(Stored items from a collection)
------------------------------

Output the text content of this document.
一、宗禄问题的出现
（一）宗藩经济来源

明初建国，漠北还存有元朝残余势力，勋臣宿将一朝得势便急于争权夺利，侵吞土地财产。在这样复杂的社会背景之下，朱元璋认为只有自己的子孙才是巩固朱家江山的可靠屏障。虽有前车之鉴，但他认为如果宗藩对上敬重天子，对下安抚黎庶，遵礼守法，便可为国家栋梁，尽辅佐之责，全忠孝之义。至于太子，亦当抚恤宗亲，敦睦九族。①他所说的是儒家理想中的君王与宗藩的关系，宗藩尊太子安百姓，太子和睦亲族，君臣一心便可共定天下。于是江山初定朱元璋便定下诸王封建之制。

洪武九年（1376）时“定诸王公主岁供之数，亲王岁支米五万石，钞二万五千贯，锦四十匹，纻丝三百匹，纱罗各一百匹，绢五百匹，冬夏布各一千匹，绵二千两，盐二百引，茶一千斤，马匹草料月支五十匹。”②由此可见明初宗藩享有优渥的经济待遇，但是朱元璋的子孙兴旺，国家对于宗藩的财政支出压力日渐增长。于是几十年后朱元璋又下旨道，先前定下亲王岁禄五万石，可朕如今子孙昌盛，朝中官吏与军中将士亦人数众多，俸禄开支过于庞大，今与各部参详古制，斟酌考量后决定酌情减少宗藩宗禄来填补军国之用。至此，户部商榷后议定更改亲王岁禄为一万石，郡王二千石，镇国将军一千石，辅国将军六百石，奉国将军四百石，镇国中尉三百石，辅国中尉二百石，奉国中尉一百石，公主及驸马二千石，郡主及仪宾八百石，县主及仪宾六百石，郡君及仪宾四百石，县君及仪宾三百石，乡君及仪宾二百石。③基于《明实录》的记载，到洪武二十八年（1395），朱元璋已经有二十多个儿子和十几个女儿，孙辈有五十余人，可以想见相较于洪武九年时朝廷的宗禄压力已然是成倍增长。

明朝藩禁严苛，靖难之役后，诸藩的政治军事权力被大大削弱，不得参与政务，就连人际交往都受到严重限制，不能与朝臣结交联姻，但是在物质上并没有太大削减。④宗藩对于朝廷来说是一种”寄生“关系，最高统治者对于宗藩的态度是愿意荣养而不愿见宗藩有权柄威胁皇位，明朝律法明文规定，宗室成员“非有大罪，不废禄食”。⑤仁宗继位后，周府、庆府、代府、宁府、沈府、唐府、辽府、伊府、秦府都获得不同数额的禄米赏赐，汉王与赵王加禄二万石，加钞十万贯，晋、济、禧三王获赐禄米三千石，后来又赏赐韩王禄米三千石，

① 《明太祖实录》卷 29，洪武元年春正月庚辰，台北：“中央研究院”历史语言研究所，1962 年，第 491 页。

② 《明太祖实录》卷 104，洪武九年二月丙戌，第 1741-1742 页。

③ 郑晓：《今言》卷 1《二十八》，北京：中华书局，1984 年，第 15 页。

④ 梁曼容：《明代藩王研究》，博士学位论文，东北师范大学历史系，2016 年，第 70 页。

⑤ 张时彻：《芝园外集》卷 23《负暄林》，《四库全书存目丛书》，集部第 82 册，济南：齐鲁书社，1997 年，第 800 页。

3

------------------------------

▸ EXERCISE DIRECTIONS: Write out all the lines again, exactly as they are.

▸ RESULT OF THIS TASK:
Output the text content of this document.
一、宗禄问题的出现
（一）宗藩经济来源

明初建国，漠北还存有元朝残余势力，勋臣宿将一朝得势便急于争权夺利，侵吞土地财产。在这样复杂的社会背景之下，朱元璋认为只有自己的子孙才是巩固朱家江山的可靠屏障。虽有前车之鉴，但他认为如果宗藩对上敬重天子，对下安抚黎庶，遵礼守法，便可为国家栋梁，尽辅佐之责，全忠孝之义。至于太子，亦当抚恤宗亲，敦睦九族。①他所说的是儒家理想中的君王与宗藩的关系，宗藩尊太子安百姓，太子和睦亲族，君臣一心便可共定天下。于是江山初定朱元璋便定下诸王封建之制。

洪武九年（1376）时“定诸王公主岁供之数，亲王岁支米五万石，钞二万五千贯，锦四十匹，纻丝三百匹，纱罗各一百匹，绢五百匹，冬夏布各一千匹，绵二千两，盐二百引，茶一千斤，马匹草料月支五十匹。”②由此可见明初宗藩享有优渥的经济待遇，但是朱元璋的子孙兴旺，国家对于宗藩的财政支出压力日渐增长。于是几十年后朱元璋又下旨道，先前定下亲王岁禄五万石，可朕如今子孙昌盛，朝中官吏与军中将士亦人数众多，俸禄开支过于庞大，今与各部参详古制，斟酌考量后决定酌情减少宗藩宗禄来填补军国之用。至此，户部商榷后议定更改亲王岁禄为一万石，郡王二千石，镇国将军一千石，辅国将军六百石，奉国将军四百石，镇国中尉三百石，辅国中尉二百石，奉国中尉一百石，公主及驸马二千石，郡主及仪宾八百石，县主及仪宾六百石，郡君及仪宾四百石，县君及仪宾三百石，乡君及仪宾二百石。③基于《明实录》的记载，到洪武二十八年（1395），朱元璋已经有二十多个儿子和十几个女儿，孙辈有五十余人，可以想见相较于洪武九年时朝廷的宗禄压力已然是成倍增长。

明朝藩禁严苛，靖难之役后，诸藩的政治军事权力被大大削弱，不得参与政务，就连人际交往都受到严重限制，不能与朝臣结交联姻，但是在物质上并没有太大削减。④宗藩对于朝廷来说是一种”寄生“关系，最高统治者对于宗藩的态度是愿意荣养而不愿见宗藩有权柄威胁皇位，明朝律法明文规定，宗室成员“非有大罪，不废禄食”。⑤仁宗继位后，周府、庆府、代府、宁府、沈府、唐府、辽府、伊府、秦府都获得不同数额的禄米赏赐，汉王与赵王加禄二万石，加钞十万贯，晋、济、禧三王获赐禄米三千石，后来又赏赐韩王禄米三千石，

① 《明太祖实录》卷 29，洪武元年春正月庚辰，台北：“中央研究院”历史语言研究所，1962 年，第 491 页。

② 《明太祖实录》卷 104，洪武九年二月丙戌，第 1741-1742 页。

③ 郑晓：《今言》卷 1《二十八》，北京：中华书局，1984 年，第 15 页。

④ 梁曼容：《明代藩王研究》，博士学位论文，东北师范大学历史系，2016 年，第 70 页。

⑤ 张时彻：《芝园外集》卷 23《负暄林》，《四库全书存目丛书》，集部第 82 册，济南：齐鲁书社，1997 年，第 800 页。

3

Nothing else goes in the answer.